§ Text extract:
========

Edward “Blackie” Williamson- Author Interview (2019)

Blackie Pro Pic in Color300 (1)

It brings me great pleasure to introduce a new book out called The Vampire and the Black of Night by my pal Blackie. We met in the horror community on Twitter and he has fast become a great influencer. It was really great to find out about his book and wanted to make sure other people got to know him and his writing. The book is evocative, bringing back stories reminiscent of Stephanie Meyers’ Twilight and A Shade of Vampire by Bella Forrest with a great blending of fear, intrigue, and romance. So let us get to his illuminating answers to my questions:

 

1. When did you first realize that you were a fan of horror?

When I was five-years-old. The Blob played on Creature Feature, put on by the Acri Company in the Quad Cities, then years later I worked for the Acri Company in Peoria, Illinois: meant to be. My love of horror grew from there as I continued to watch brutal horror as a little boy—my sick parents let me—Trilogy of Terror with the killer voodoo doll, The Legend of Boggy Creek, Carrie, Salem’s Lot. I can still remember jumping when Carrie’s hand came out of the grave, what a rush! It just grew from there.

========

§ Available data:
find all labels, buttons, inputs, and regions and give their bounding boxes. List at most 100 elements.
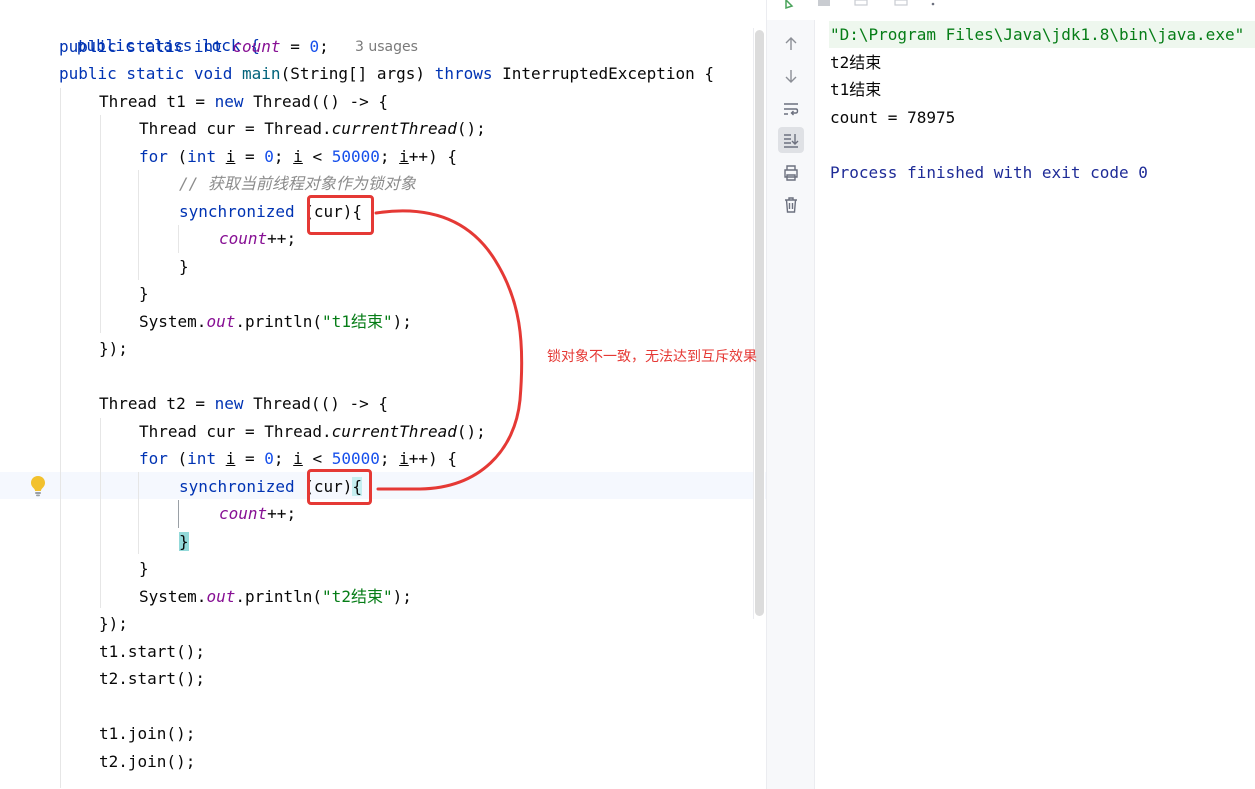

========

§ Problem to work on:
In the author interview, why does Williamson say his later job was "meant to be"? Answer in one to three sentences.

§ Exercise answer:
At age five he watched The Blob on Creature Feature, a show put on by the Acri Company in the Quad Cities. Years later he worked for that same company in Peoria, Illinois.